* **Your objective**
For the data below, report only the number of lines containing the string "name".

Source data
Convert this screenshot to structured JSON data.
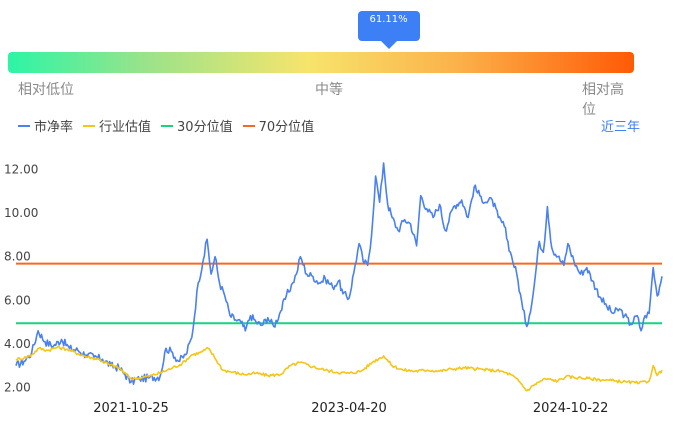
{
  "gauge": {
    "percentile_label": "61.11%",
    "percentile_value": 61.11,
    "labels": {
      "low": "相对低位",
      "mid": "中等",
      "high": "相对高位"
    }
  },
  "range_button": "近三年",
  "colors": {
    "pb": "#4a80f0",
    "industry": "#f5c518",
    "p30": "#17d480",
    "p70": "#f36a22",
    "accent": "#3d7ff5"
  },
  "chart_data": {
    "type": "line",
    "title": "",
    "xlabel": "",
    "ylabel": "",
    "ylim": [
      2.0,
      12.0
    ],
    "y_ticks": [
      "2.00",
      "4.00",
      "6.00",
      "8.00",
      "10.00",
      "12.00"
    ],
    "x_tick_labels": [
      "2021-10-25",
      "2023-04-20",
      "2024-10-22"
    ],
    "x_range": [
      "2021-01-12",
      "2025-06-06"
    ],
    "legend_position": "top-left",
    "grid": false,
    "reference_lines": [
      {
        "name": "30分位值",
        "value": 4.95
      },
      {
        "name": "70分位值",
        "value": 7.68
      }
    ],
    "series": [
      {
        "name": "市净率",
        "points": [
          [
            "2021-01-12",
            3.0
          ],
          [
            "2021-02-01",
            3.2
          ],
          [
            "2021-02-20",
            3.6
          ],
          [
            "2021-03-08",
            4.6
          ],
          [
            "2021-03-25",
            4.1
          ],
          [
            "2021-04-15",
            3.9
          ],
          [
            "2021-05-05",
            4.2
          ],
          [
            "2021-05-25",
            3.8
          ],
          [
            "2021-06-15",
            3.7
          ],
          [
            "2021-07-05",
            3.5
          ],
          [
            "2021-07-25",
            3.4
          ],
          [
            "2021-08-15",
            3.3
          ],
          [
            "2021-09-05",
            3.0
          ],
          [
            "2021-09-25",
            2.9
          ],
          [
            "2021-10-10",
            2.6
          ],
          [
            "2021-10-25",
            2.25
          ],
          [
            "2021-11-15",
            2.4
          ],
          [
            "2021-12-10",
            2.45
          ],
          [
            "2022-01-05",
            2.5
          ],
          [
            "2022-01-20",
            3.8
          ],
          [
            "2022-02-05",
            3.6
          ],
          [
            "2022-02-20",
            3.2
          ],
          [
            "2022-03-10",
            3.5
          ],
          [
            "2022-03-25",
            4.3
          ],
          [
            "2022-04-10",
            6.8
          ],
          [
            "2022-04-22",
            7.8
          ],
          [
            "2022-05-02",
            8.8
          ],
          [
            "2022-05-12",
            7.2
          ],
          [
            "2022-05-22",
            8.0
          ],
          [
            "2022-06-02",
            6.8
          ],
          [
            "2022-06-15",
            6.2
          ],
          [
            "2022-06-28",
            5.3
          ],
          [
            "2022-07-12",
            5.1
          ],
          [
            "2022-07-25",
            5.0
          ],
          [
            "2022-08-05",
            4.6
          ],
          [
            "2022-08-18",
            5.3
          ],
          [
            "2022-09-01",
            5.0
          ],
          [
            "2022-09-15",
            4.85
          ],
          [
            "2022-09-30",
            5.2
          ],
          [
            "2022-10-15",
            4.8
          ],
          [
            "2022-11-01",
            5.5
          ],
          [
            "2022-11-15",
            6.2
          ],
          [
            "2022-12-01",
            6.8
          ],
          [
            "2022-12-10",
            7.2
          ],
          [
            "2022-12-20",
            8.0
          ],
          [
            "2023-01-05",
            7.2
          ],
          [
            "2023-01-20",
            7.1
          ],
          [
            "2023-02-05",
            6.8
          ],
          [
            "2023-02-20",
            7.0
          ],
          [
            "2023-03-10",
            6.6
          ],
          [
            "2023-03-25",
            6.9
          ],
          [
            "2023-04-05",
            6.3
          ],
          [
            "2023-04-20",
            6.1
          ],
          [
            "2023-05-05",
            7.6
          ],
          [
            "2023-05-15",
            8.6
          ],
          [
            "2023-05-25",
            7.8
          ],
          [
            "2023-06-05",
            7.6
          ],
          [
            "2023-06-15",
            9.0
          ],
          [
            "2023-06-25",
            11.7
          ],
          [
            "2023-07-05",
            10.5
          ],
          [
            "2023-07-15",
            12.3
          ],
          [
            "2023-07-25",
            10.4
          ],
          [
            "2023-08-05",
            9.8
          ],
          [
            "2023-08-20",
            9.2
          ],
          [
            "2023-09-05",
            9.7
          ],
          [
            "2023-09-20",
            9.5
          ],
          [
            "2023-10-05",
            8.5
          ],
          [
            "2023-10-15",
            10.8
          ],
          [
            "2023-10-30",
            10.2
          ],
          [
            "2023-11-15",
            9.8
          ],
          [
            "2023-12-01",
            10.4
          ],
          [
            "2023-12-15",
            9.2
          ],
          [
            "2024-01-05",
            10.3
          ],
          [
            "2024-01-25",
            10.6
          ],
          [
            "2024-02-10",
            9.8
          ],
          [
            "2024-02-25",
            11.2
          ],
          [
            "2024-03-10",
            10.8
          ],
          [
            "2024-03-25",
            10.5
          ],
          [
            "2024-04-10",
            10.6
          ],
          [
            "2024-04-25",
            9.8
          ],
          [
            "2024-05-10",
            9.4
          ],
          [
            "2024-05-25",
            8.2
          ],
          [
            "2024-06-10",
            7.2
          ],
          [
            "2024-06-25",
            5.6
          ],
          [
            "2024-07-05",
            4.8
          ],
          [
            "2024-07-20",
            6.2
          ],
          [
            "2024-08-05",
            8.7
          ],
          [
            "2024-08-15",
            8.2
          ],
          [
            "2024-08-25",
            10.3
          ],
          [
            "2024-09-05",
            8.4
          ],
          [
            "2024-09-20",
            8.0
          ],
          [
            "2024-10-05",
            7.6
          ],
          [
            "2024-10-15",
            8.6
          ],
          [
            "2024-10-30",
            7.8
          ],
          [
            "2024-11-15",
            7.2
          ],
          [
            "2024-12-01",
            7.5
          ],
          [
            "2024-12-15",
            6.9
          ],
          [
            "2025-01-05",
            6.1
          ],
          [
            "2025-01-20",
            5.7
          ],
          [
            "2025-02-05",
            5.4
          ],
          [
            "2025-02-20",
            5.6
          ],
          [
            "2025-03-05",
            5.3
          ],
          [
            "2025-03-20",
            4.9
          ],
          [
            "2025-04-05",
            5.3
          ],
          [
            "2025-04-15",
            4.6
          ],
          [
            "2025-04-25",
            5.3
          ],
          [
            "2025-05-05",
            5.4
          ],
          [
            "2025-05-15",
            7.5
          ],
          [
            "2025-05-25",
            6.2
          ],
          [
            "2025-06-06",
            7.1
          ]
        ]
      },
      {
        "name": "行业估值",
        "points": [
          [
            "2021-01-12",
            3.3
          ],
          [
            "2021-02-01",
            3.35
          ],
          [
            "2021-02-20",
            3.5
          ],
          [
            "2021-03-10",
            3.8
          ],
          [
            "2021-04-01",
            3.7
          ],
          [
            "2021-04-25",
            3.85
          ],
          [
            "2021-05-20",
            3.75
          ],
          [
            "2021-06-15",
            3.55
          ],
          [
            "2021-07-10",
            3.4
          ],
          [
            "2021-08-05",
            3.3
          ],
          [
            "2021-09-01",
            3.05
          ],
          [
            "2021-09-25",
            2.9
          ],
          [
            "2021-10-25",
            2.4
          ],
          [
            "2021-11-20",
            2.45
          ],
          [
            "2021-12-15",
            2.55
          ],
          [
            "2022-01-10",
            2.7
          ],
          [
            "2022-02-05",
            2.9
          ],
          [
            "2022-03-01",
            3.1
          ],
          [
            "2022-03-25",
            3.5
          ],
          [
            "2022-04-15",
            3.6
          ],
          [
            "2022-05-05",
            3.8
          ],
          [
            "2022-05-20",
            3.4
          ],
          [
            "2022-06-10",
            2.8
          ],
          [
            "2022-07-05",
            2.7
          ],
          [
            "2022-08-01",
            2.6
          ],
          [
            "2022-09-01",
            2.65
          ],
          [
            "2022-10-01",
            2.55
          ],
          [
            "2022-11-01",
            2.6
          ],
          [
            "2022-11-25",
            3.0
          ],
          [
            "2022-12-20",
            3.15
          ],
          [
            "2023-01-20",
            2.95
          ],
          [
            "2023-02-20",
            2.8
          ],
          [
            "2023-03-20",
            2.7
          ],
          [
            "2023-04-20",
            2.65
          ],
          [
            "2023-05-20",
            2.75
          ],
          [
            "2023-06-20",
            3.2
          ],
          [
            "2023-07-15",
            3.45
          ],
          [
            "2023-08-05",
            3.0
          ],
          [
            "2023-09-01",
            2.8
          ],
          [
            "2023-10-01",
            2.75
          ],
          [
            "2023-11-01",
            2.8
          ],
          [
            "2023-12-01",
            2.75
          ],
          [
            "2024-01-01",
            2.85
          ],
          [
            "2024-02-01",
            2.9
          ],
          [
            "2024-03-01",
            2.85
          ],
          [
            "2024-04-01",
            2.8
          ],
          [
            "2024-05-01",
            2.75
          ],
          [
            "2024-05-25",
            2.6
          ],
          [
            "2024-06-15",
            2.3
          ],
          [
            "2024-07-05",
            1.85
          ],
          [
            "2024-07-25",
            2.15
          ],
          [
            "2024-08-20",
            2.4
          ],
          [
            "2024-09-20",
            2.3
          ],
          [
            "2024-10-10",
            2.5
          ],
          [
            "2024-11-10",
            2.45
          ],
          [
            "2024-12-10",
            2.4
          ],
          [
            "2025-01-10",
            2.35
          ],
          [
            "2025-02-10",
            2.3
          ],
          [
            "2025-03-10",
            2.25
          ],
          [
            "2025-04-10",
            2.2
          ],
          [
            "2025-05-05",
            2.3
          ],
          [
            "2025-05-15",
            3.0
          ],
          [
            "2025-05-25",
            2.55
          ],
          [
            "2025-06-06",
            2.8
          ]
        ]
      }
    ]
  }
}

* **Output of the task**
4